(Stored records)
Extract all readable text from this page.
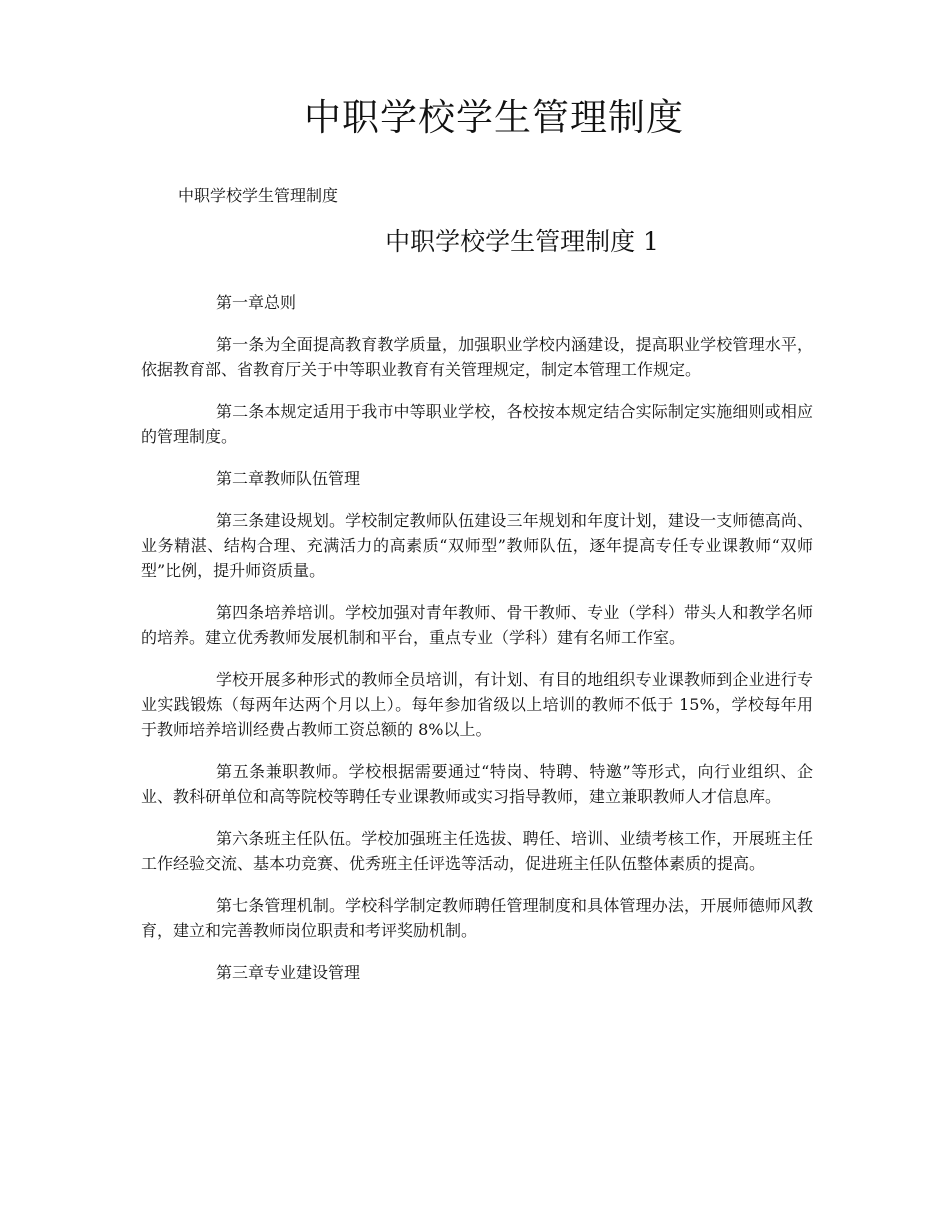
中职学校学生管理制度

中职学校学生管理制度

中职学校学生管理制度 1

第一章总则

第一条为全面提高教育教学质量，加强职业学校内涵建设，提高职业学校管理水平，依据教育部、省教育厅关于中等职业教育有关管理规定，制定本管理工作规定。

第二条本规定适用于我市中等职业学校，各校按本规定结合实际制定实施细则或相应的管理制度。

第二章教师队伍管理

第三条建设规划。学校制定教师队伍建设三年规划和年度计划，建设一支师德高尚、业务精湛、结构合理、充满活力的高素质“双师型”教师队伍，逐年提高专任专业课教师“双师型”比例，提升师资质量。

第四条培养培训。学校加强对青年教师、骨干教师、专业（学科）带头人和教学名师的培养。建立优秀教师发展机制和平台，重点专业（学科）建有名师工作室。

学校开展多种形式的教师全员培训，有计划、有目的地组织专业课教师到企业进行专业实践锻炼（每两年达两个月以上）。每年参加省级以上培训的教师不低于 15%，学校每年用于教师培养培训经费占教师工资总额的 8%以上。

第五条兼职教师。学校根据需要通过“特岗、特聘、特邀”等形式，向行业组织、企业、教科研单位和高等院校等聘任专业课教师或实习指导教师，建立兼职教师人才信息库。

第六条班主任队伍。学校加强班主任选拔、聘任、培训、业绩考核工作，开展班主任工作经验交流、基本功竞赛、优秀班主任评选等活动，促进班主任队伍整体素质的提高。

第七条管理机制。学校科学制定教师聘任管理制度和具体管理办法，开展师德师风教育，建立和完善教师岗位职责和考评奖励机制。

第三章专业建设管理
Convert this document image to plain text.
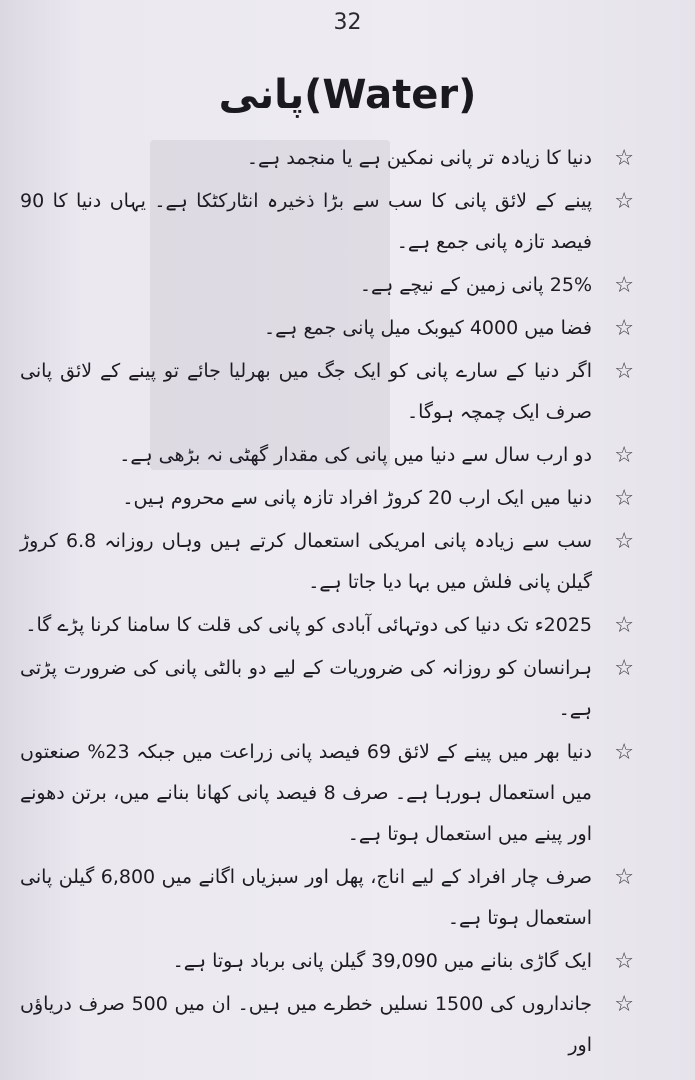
32
پانی(Water)
☆
دنیا کا زیادہ تر پانی نمکین ہے یا منجمد ہے۔
☆
پینے کے لائق پانی کا سب سے بڑا ذخیرہ انٹارکٹکا ہے۔ یہاں دنیا کا 90 فیصد تازہ پانی جمع ہے۔
☆
25% پانی زمین کے نیچے ہے۔
☆
فضا میں 4000 کیوبک میل پانی جمع ہے۔
☆
اگر دنیا کے سارے پانی کو ایک جگ میں بھرلیا جائے تو پینے کے لائق پانی صرف ایک چمچہ ہوگا۔
☆
دو ارب سال سے دنیا میں پانی کی مقدار گھٹی نہ بڑھی ہے۔
☆
دنیا میں ایک ارب 20 کروڑ افراد تازہ پانی سے محروم ہیں۔
☆
سب سے زیادہ پانی امریکی استعمال کرتے ہیں وہاں روزانہ 6.8 کروڑ گیلن پانی فلش میں بہا دیا جاتا ہے۔
☆
2025ء تک دنیا کی دوتہائی آبادی کو پانی کی قلت کا سامنا کرنا پڑے گا۔
☆
ہرانسان کو روزانہ کی ضروریات کے لیے دو بالٹی پانی کی ضرورت پڑتی ہے۔
☆
دنیا بھر میں پینے کے لائق 69 فیصد پانی زراعت میں جبکہ 23% صنعتوں میں استعمال ہورہا ہے۔ صرف 8 فیصد پانی کھانا بنانے میں، برتن دھونے اور پینے میں استعمال ہوتا ہے۔
☆
صرف چار افراد کے لیے اناج، پھل اور سبزیاں اگانے میں 6,800 گیلن پانی استعمال ہوتا ہے۔
☆
ایک گاڑی بنانے میں 39,090 گیلن پانی برباد ہوتا ہے۔
☆
جانداروں کی 1500 نسلیں خطرے میں ہیں۔ ان میں 500 صرف دریاؤں اور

▶ _WRITTEN EXERCISE_
Each line in the data that holds the string "روزانہ" should be found and copied.

▶ _SOLUTION TO THE PROBLEM_
سب سے زیادہ پانی امریکی استعمال کرتے ہیں وہاں روزانہ 6.8 کروڑ گیلن پانی فلش میں بہا دیا جاتا ہے۔
ہرانسان کو روزانہ کی ضروریات کے لیے دو بالٹی پانی کی ضرورت پڑتی ہے۔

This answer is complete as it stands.